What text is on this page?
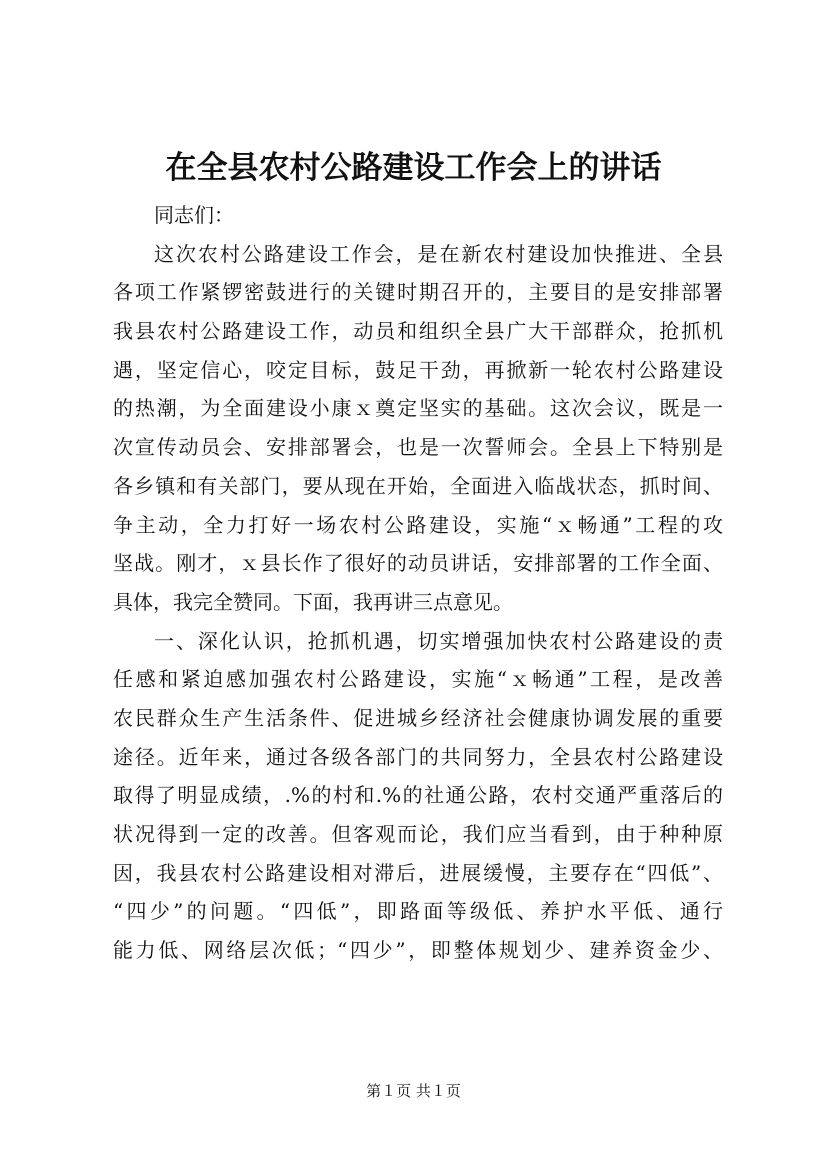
在全县农村公路建设工作会上的讲话
同志们：
这次农村公路建设工作会，是在新农村建设加快推进、全县
各项工作紧锣密鼓进行的关键时期召开的，主要目的是安排部署
我县农村公路建设工作，动员和组织全县广大干部群众，抢抓机
遇，坚定信心，咬定目标，鼓足干劲，再掀新一轮农村公路建设
的热潮，为全面建设小康ｘ奠定坚实的基础。这次会议，既是一
次宣传动员会、安排部署会，也是一次誓师会。全县上下特别是
各乡镇和有关部门，要从现在开始，全面进入临战状态，抓时间、
争主动，全力打好一场农村公路建设，实施“ｘ畅通”工程的攻
坚战。刚才，ｘ县长作了很好的动员讲话，安排部署的工作全面、
具体，我完全赞同。下面，我再讲三点意见。
一、深化认识，抢抓机遇，切实增强加快农村公路建设的责
任感和紧迫感加强农村公路建设，实施“ｘ畅通”工程，是改善
农民群众生产生活条件、促进城乡经济社会健康协调发展的重要
途径。近年来，通过各级各部门的共同努力，全县农村公路建设
取得了明显成绩，.%的村和.%的社通公路，农村交通严重落后的
状况得到一定的改善。但客观而论，我们应当看到，由于种种原
因，我县农村公路建设相对滞后，进展缓慢，主要存在“四低”、
“四少”的问题。“四低”，即路面等级低、养护水平低、通行
能力低、网络层次低；“四少”，即整体规划少、建养资金少、
第１页 共１页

————————

Your instructions: In your copy of the listing above, reproduce each line exactly and omit all pictures.

Exercise answer:
What text is on this page?
在全县农村公路建设工作会上的讲话
同志们：
这次农村公路建设工作会，是在新农村建设加快推进、全县
各项工作紧锣密鼓进行的关键时期召开的，主要目的是安排部署
我县农村公路建设工作，动员和组织全县广大干部群众，抢抓机
遇，坚定信心，咬定目标，鼓足干劲，再掀新一轮农村公路建设
的热潮，为全面建设小康ｘ奠定坚实的基础。这次会议，既是一
次宣传动员会、安排部署会，也是一次誓师会。全县上下特别是
各乡镇和有关部门，要从现在开始，全面进入临战状态，抓时间、
争主动，全力打好一场农村公路建设，实施“ｘ畅通”工程的攻
坚战。刚才，ｘ县长作了很好的动员讲话，安排部署的工作全面、
具体，我完全赞同。下面，我再讲三点意见。
一、深化认识，抢抓机遇，切实增强加快农村公路建设的责
任感和紧迫感加强农村公路建设，实施“ｘ畅通”工程，是改善
农民群众生产生活条件、促进城乡经济社会健康协调发展的重要
途径。近年来，通过各级各部门的共同努力，全县农村公路建设
取得了明显成绩，.%的村和.%的社通公路，农村交通严重落后的
状况得到一定的改善。但客观而论，我们应当看到，由于种种原
因，我县农村公路建设相对滞后，进展缓慢，主要存在“四低”、
“四少”的问题。“四低”，即路面等级低、养护水平低、通行
能力低、网络层次低；“四少”，即整体规划少、建养资金少、
第１页 共１页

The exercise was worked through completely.